- **TEXT EXTRACT**:
(begin)

In the second season, the last episode, IIRC, there is a brief shot of Dr Sane and Wildstar in the cockpit. It appears to be similar to some of the panels on the bridge. I like the pic and agree about the change in scale. Although often the sketches and such aren't used in the final production, this cockpit image gives me some ideas how to progress with the flight deck controls I've started.

Thanks again. :thumbsup:


----------



## thunderbearr (Jul 16, 2005)




----------



## Steve H (Feb 8, 2009)

thunderbearr said:


> In the second season, the last episode, IIRC, there is a brief shot of Dr Sane and Wildstar in the cockpit. It appears to be similar to some of the panels on the bridge. I like the pic and agree about the change in scale. Although often the sketches and such aren't used in the final production, this cockpit image gives me some ideas how to progress with the flight deck controls I've started.
> 
> Thanks again. :thumbsup:


You're welcome as always! I just keep butting in and blabbing!

That scene, from the end of the second series of Star Blazers, shows the use of the second, larger class of lifeboat. It doesn't have a pod and the interior space can be configured in a number of ways (implied, not actually shown). As used in that episode, a number of capsule gurneys are loaded on board, other times the interior is packed with crew. So, it's like the minivan of the ship. 

Logic says the cockpit layout would be the same between the two lifeboats, but I recall it being more roomy still in the larger version. I would love to load this post down with page after page of model sheets but for some odd reason the large lifeboat has almost NO paper on it! There's a couple of somewhat rough views and that's all! It's maddening! It doesn't help any that in Japan, Yamato 2 is the unloved stepchild of the saga.

(end)

- **DATA**:
(begin)

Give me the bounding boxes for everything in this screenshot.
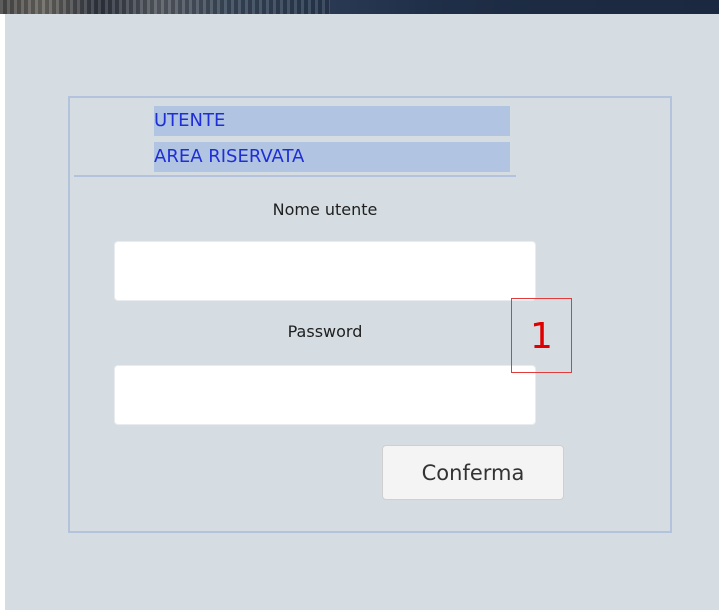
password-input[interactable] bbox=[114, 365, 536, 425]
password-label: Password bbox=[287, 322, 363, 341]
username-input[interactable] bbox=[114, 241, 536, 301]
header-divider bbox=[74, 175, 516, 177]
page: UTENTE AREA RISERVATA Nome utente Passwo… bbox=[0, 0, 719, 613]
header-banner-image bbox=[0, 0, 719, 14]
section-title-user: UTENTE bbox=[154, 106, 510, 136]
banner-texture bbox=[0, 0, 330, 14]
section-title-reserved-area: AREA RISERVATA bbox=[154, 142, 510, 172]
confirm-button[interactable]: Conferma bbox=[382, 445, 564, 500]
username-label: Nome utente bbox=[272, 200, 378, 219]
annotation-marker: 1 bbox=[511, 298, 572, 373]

(end)

- **GIVEN INSTRUCTION 1**: Please rewrite the lifeboat thread starting with "You're welcome as" and going on through "of the ship.", with "minivan" changed to "station wagon".
- **GIVEN INSTRUCTION 2**: Extend the lifeboat thread beyond its final sentence.

- **EXERCISE RESPONSE 1**:
You're welcome as always! I just keep butting in and blabbing!

That scene, from the end of the second series of Star Blazers, shows the use of the second, larger class of lifeboat. It doesn't have a pod and the interior space can be configured in a number of ways (implied, not actually shown). As used in that episode, a number of capsule gurneys are loaded on board, other times the interior is packed with crew. So, it's like the station wagon of the ship.

- **EXERCISE RESPONSE 2**:
OTOH digging thru my books I found a REALLY nice still from Arrivederci, Yamato that shows exactly what I mean about the scale change of the small lifeboat cockpit. Frankly, looking at this pic now I think you nailed it perfectly at 1/72. Note the room that's shown overhead of the characters. Even hunched over Sgt. Knox was a BIG guy and he's got plenty of headroom there. I also note what seems to be the edge of a control panel very much like what you created! So, you're clearly locked in and on track, it seems!


----------



## thunderbearr (Jul 16, 2005)

I'll be posting updated pics soon. Been a little overwhelmed with the project and forgot to shoot. D'oh!


----------



## thunderbearr (Jul 16, 2005)

here's more updates. Been busy with Christmas and such.


----------



## Styrofoam_Guy (May 4, 2004)

Thanks for the WIP photos


----------



## J6S (Jul 6, 2010)

Thunderbearr is that Balsa Foam?


----------



## thunderbearr (Jul 16, 2005)

Sheet Styrene and resin. The red stuff is bondo.


----------



## thunderbearr (Jul 16, 2005)

And now it's in kit form. Photo Etch coming soon.


----------



## fluke (Feb 27, 2001)

Kit?.....did you say KIT? .....please say you said KIT! 

If so...have an idea on cost yet? 

WOW!!! Its looking very Kool! :thumbsup: Thanks for posting!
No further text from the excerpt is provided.